*REQUIRED TASK:* Extract each line containing the string "dominant".

(Saved entries)

>>>>>

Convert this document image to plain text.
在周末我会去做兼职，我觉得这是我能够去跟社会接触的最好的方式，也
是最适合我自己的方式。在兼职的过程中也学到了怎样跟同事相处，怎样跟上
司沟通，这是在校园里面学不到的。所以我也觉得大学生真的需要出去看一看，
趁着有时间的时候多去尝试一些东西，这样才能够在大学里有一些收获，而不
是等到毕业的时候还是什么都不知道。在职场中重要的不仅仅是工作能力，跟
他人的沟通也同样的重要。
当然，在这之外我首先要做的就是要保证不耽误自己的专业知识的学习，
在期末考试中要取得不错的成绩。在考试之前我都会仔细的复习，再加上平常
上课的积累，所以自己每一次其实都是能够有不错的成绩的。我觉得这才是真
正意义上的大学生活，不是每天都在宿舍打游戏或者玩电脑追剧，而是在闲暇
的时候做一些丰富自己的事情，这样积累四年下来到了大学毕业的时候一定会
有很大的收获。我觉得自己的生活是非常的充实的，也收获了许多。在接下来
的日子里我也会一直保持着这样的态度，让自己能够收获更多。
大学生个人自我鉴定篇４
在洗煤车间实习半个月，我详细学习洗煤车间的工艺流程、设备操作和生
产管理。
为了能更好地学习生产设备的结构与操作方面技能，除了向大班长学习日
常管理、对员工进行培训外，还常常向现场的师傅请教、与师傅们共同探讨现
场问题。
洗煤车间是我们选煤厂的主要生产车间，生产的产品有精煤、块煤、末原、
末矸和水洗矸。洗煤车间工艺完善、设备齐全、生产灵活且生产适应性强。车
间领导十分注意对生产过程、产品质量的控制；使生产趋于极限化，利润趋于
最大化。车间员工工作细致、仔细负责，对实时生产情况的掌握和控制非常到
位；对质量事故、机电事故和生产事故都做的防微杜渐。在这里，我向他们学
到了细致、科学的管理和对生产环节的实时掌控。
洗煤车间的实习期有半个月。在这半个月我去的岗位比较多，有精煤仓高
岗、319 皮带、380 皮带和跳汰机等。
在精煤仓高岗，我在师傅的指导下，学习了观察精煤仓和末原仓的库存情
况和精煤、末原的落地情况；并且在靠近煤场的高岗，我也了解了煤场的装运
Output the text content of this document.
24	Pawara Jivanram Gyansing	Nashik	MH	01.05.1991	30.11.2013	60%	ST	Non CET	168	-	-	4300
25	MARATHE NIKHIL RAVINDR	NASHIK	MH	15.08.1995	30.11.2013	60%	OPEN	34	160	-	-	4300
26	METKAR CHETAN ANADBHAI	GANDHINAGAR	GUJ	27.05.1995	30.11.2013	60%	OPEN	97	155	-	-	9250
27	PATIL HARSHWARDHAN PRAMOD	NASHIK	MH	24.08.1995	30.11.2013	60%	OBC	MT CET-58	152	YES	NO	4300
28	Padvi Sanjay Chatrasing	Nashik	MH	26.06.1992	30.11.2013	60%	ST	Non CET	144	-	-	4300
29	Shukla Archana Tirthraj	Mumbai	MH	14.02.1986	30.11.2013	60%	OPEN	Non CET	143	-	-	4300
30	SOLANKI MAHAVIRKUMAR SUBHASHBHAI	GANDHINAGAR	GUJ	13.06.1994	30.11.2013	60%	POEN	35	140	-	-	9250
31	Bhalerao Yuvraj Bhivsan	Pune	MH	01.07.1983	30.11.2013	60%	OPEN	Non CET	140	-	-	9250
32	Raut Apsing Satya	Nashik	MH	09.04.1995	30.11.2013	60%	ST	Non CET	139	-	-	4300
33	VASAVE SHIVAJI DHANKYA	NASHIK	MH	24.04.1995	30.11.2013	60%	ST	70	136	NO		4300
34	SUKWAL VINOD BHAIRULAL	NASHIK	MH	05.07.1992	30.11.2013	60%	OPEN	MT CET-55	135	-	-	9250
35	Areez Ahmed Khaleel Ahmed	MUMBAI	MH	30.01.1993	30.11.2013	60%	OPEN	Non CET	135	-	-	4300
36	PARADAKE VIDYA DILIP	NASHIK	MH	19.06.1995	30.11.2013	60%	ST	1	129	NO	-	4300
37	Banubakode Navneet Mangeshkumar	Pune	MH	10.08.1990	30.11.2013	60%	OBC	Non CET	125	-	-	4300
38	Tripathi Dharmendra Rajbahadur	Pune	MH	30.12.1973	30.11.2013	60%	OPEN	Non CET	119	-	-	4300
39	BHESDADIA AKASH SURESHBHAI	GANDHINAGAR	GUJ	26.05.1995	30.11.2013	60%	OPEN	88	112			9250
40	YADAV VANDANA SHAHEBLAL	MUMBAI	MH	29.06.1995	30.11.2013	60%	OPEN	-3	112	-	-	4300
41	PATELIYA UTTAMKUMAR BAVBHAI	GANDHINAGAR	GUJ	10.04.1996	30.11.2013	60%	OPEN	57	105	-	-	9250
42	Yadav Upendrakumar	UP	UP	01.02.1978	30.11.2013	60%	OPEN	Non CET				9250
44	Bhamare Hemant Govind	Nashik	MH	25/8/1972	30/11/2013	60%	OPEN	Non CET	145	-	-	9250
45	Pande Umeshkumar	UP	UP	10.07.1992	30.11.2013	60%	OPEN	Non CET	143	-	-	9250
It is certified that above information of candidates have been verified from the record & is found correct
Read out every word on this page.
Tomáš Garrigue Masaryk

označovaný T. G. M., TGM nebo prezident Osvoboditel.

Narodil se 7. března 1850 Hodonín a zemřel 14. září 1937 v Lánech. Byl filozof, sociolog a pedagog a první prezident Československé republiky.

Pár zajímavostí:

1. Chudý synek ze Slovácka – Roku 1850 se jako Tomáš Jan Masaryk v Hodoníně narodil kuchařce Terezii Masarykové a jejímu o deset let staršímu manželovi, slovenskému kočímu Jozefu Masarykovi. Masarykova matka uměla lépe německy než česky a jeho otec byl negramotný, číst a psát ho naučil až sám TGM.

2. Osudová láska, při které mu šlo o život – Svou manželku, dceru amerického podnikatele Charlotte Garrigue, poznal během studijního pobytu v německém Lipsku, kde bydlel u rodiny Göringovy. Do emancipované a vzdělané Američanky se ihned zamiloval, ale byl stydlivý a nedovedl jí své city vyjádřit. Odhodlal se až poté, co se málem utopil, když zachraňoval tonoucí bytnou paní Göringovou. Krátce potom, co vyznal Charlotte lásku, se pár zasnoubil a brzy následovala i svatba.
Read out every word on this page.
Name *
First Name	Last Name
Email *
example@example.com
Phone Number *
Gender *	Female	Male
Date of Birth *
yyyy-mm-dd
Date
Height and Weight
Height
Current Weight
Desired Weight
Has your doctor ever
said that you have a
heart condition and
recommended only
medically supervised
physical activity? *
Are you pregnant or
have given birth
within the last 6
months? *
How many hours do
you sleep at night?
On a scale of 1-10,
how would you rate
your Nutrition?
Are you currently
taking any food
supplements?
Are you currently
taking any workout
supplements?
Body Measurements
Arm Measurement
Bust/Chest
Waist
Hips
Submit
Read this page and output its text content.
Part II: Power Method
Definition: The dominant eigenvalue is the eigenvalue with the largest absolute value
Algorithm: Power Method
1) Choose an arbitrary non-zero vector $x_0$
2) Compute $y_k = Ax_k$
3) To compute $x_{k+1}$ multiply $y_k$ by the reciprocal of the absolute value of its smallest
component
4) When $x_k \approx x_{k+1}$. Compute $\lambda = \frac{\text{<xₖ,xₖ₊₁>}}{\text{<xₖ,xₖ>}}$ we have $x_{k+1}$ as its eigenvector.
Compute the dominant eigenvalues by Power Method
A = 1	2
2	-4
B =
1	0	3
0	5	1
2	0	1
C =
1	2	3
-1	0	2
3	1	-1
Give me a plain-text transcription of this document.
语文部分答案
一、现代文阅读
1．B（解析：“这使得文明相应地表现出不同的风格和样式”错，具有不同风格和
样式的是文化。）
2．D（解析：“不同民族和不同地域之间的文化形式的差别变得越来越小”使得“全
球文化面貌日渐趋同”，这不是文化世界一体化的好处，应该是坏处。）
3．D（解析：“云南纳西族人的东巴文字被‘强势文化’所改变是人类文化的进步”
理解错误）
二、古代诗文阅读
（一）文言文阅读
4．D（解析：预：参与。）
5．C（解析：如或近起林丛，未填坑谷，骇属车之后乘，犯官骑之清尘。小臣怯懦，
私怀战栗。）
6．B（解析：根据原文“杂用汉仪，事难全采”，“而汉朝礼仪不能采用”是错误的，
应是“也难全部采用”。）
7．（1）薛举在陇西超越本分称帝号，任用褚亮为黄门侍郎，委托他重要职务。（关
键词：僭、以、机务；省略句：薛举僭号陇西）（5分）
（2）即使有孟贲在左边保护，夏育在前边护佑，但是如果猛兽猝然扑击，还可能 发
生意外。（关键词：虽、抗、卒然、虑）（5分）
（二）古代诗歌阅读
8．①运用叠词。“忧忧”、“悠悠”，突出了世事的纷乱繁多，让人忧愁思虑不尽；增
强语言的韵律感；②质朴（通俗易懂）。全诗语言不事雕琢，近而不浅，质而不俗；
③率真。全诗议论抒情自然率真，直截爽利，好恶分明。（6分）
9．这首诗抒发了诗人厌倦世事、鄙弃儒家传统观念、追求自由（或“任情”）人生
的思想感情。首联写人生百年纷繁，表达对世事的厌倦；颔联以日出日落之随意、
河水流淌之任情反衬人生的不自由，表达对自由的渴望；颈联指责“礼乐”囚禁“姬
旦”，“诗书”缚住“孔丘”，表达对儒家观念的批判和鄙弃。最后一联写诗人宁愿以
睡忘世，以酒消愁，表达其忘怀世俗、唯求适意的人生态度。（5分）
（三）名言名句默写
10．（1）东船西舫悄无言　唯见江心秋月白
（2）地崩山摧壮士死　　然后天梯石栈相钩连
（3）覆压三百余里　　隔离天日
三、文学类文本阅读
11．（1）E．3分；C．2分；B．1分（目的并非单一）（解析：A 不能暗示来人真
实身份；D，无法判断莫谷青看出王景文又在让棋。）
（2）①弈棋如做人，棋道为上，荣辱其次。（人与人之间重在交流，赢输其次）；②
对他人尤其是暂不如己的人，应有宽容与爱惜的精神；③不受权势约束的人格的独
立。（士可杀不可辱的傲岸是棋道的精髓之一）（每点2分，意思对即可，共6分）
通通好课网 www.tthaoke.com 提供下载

<<<<<

*WRITTEN SOLUTION:*
Definition: The dominant eigenvalue is the eigenvalue with the largest absolute value
Compute the dominant eigenvalues by Power Method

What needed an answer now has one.